Write out each entry, exactly the way it appears.

-- TASK MATERIAL --
◇ ◇ ◇

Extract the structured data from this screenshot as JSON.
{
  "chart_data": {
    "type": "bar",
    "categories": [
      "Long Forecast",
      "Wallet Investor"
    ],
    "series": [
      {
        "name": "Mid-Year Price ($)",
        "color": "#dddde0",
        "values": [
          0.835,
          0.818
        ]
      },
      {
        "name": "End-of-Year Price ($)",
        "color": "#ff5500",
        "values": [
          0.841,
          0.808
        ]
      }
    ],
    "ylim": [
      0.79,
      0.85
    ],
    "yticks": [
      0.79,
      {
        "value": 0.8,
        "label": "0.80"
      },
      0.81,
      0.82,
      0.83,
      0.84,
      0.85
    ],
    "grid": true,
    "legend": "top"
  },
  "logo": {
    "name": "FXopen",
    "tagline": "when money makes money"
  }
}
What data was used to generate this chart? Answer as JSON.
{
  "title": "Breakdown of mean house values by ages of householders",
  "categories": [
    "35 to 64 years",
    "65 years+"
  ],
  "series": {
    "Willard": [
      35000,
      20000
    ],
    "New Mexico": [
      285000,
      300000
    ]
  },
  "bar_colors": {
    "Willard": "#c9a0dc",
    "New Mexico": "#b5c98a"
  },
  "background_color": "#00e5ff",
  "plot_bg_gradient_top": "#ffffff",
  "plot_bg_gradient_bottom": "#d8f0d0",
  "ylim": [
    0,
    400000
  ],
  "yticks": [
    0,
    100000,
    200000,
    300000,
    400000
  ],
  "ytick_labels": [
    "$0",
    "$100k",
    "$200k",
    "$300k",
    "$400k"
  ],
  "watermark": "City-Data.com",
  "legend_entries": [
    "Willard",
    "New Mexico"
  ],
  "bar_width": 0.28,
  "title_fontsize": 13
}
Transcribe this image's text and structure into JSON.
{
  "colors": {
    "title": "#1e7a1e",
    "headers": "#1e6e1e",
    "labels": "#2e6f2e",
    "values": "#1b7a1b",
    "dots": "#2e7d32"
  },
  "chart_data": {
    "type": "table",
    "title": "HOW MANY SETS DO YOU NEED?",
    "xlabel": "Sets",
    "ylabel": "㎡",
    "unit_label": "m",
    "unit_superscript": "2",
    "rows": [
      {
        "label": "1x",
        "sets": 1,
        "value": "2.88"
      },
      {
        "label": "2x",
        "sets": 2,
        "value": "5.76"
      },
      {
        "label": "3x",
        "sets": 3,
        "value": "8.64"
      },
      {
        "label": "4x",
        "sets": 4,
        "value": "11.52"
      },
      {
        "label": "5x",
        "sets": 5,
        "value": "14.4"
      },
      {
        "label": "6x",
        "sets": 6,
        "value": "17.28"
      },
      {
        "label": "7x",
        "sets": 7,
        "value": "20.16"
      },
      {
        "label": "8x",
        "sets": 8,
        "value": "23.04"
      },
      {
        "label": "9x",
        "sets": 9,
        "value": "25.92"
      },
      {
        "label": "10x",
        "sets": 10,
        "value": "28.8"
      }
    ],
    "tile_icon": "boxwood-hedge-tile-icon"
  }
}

◇ ◇ ◇

-- COMPLETE ANSWER --
Extract the structured data from this screenshot as JSON.
{
  "chart_data": {
    "type": "bar",
    "categories": [
      "Long Forecast",
      "Wallet Investor"
    ],
    "series": [
      {
        "name": "Mid-Year Price ($)",
        "color": "#dddde0",
        "values": [
          0.835,
          0.818
        ]
      },
      {
        "name": "End-of-Year Price ($)",
        "color": "#ff5500",
        "values": [
          0.841,
          0.808
        ]
      }
    ],
    "ylim": [
      0.79,
      0.85
    ],
    "yticks": [
      0.79,
      {
        "value": 0.8,
        "label": "0.80"
      },
      0.81,
      0.82,
      0.83,
      0.84,
      0.85
    ],
    "grid": true,
    "legend": "top"
  },
  "logo": {
    "name": "FXopen",
    "tagline": "when money makes money"
  }
}
What data was used to generate this chart? Answer as JSON.
{
  "title": "Breakdown of mean house values by ages of householders",
  "categories": [
    "35 to 64 years",
    "65 years+"
  ],
  "series": {
    "Willard": [
      35000,
      20000
    ],
    "New Mexico": [
      285000,
      300000
    ]
  },
  "bar_colors": {
    "Willard": "#c9a0dc",
    "New Mexico": "#b5c98a"
  },
  "background_color": "#00e5ff",
  "plot_bg_gradient_top": "#ffffff",
  "plot_bg_gradient_bottom": "#d8f0d0",
  "ylim": [
    0,
    400000
  ],
  "yticks": [
    0,
    100000,
    200000,
    300000,
    400000
  ],
  "ytick_labels": [
    "$0",
    "$100k",
    "$200k",
    "$300k",
    "$400k"
  ],
  "watermark": "City-Data.com",
  "legend_entries": [
    "Willard",
    "New Mexico"
  ],
  "bar_width": 0.28,
  "title_fontsize": 13
}
Transcribe this image's text and structure into JSON.
{
  "colors": {
    "title": "#1e7a1e",
    "headers": "#1e6e1e",
    "labels": "#2e6f2e",
    "values": "#1b7a1b",
    "dots": "#2e7d32"
  },
  "chart_data": {
    "type": "table",
    "title": "HOW MANY SETS DO YOU NEED?",
    "xlabel": "Sets",
    "ylabel": "㎡",
    "unit_label": "m",
    "unit_superscript": "2",
    "rows": [
      {
        "label": "1x",
        "sets": 1,
        "value": "2.88"
      },
      {
        "label": "2x",
        "sets": 2,
        "value": "5.76"
      },
      {
        "label": "3x",
        "sets": 3,
        "value": "8.64"
      },
      {
        "label": "4x",
        "sets": 4,
        "value": "11.52"
      },
      {
        "label": "5x",
        "sets": 5,
        "value": "14.4"
      },
      {
        "label": "6x",
        "sets": 6,
        "value": "17.28"
      },
      {
        "label": "7x",
        "sets": 7,
        "value": "20.16"
      },
      {
        "label": "8x",
        "sets": 8,
        "value": "23.04"
      },
      {
        "label": "9x",
        "sets": 9,
        "value": "25.92"
      },
      {
        "label": "10x",
        "sets": 10,
        "value": "28.8"
      }
    ],
    "tile_icon": "boxwood-hedge-tile-icon"
  }
}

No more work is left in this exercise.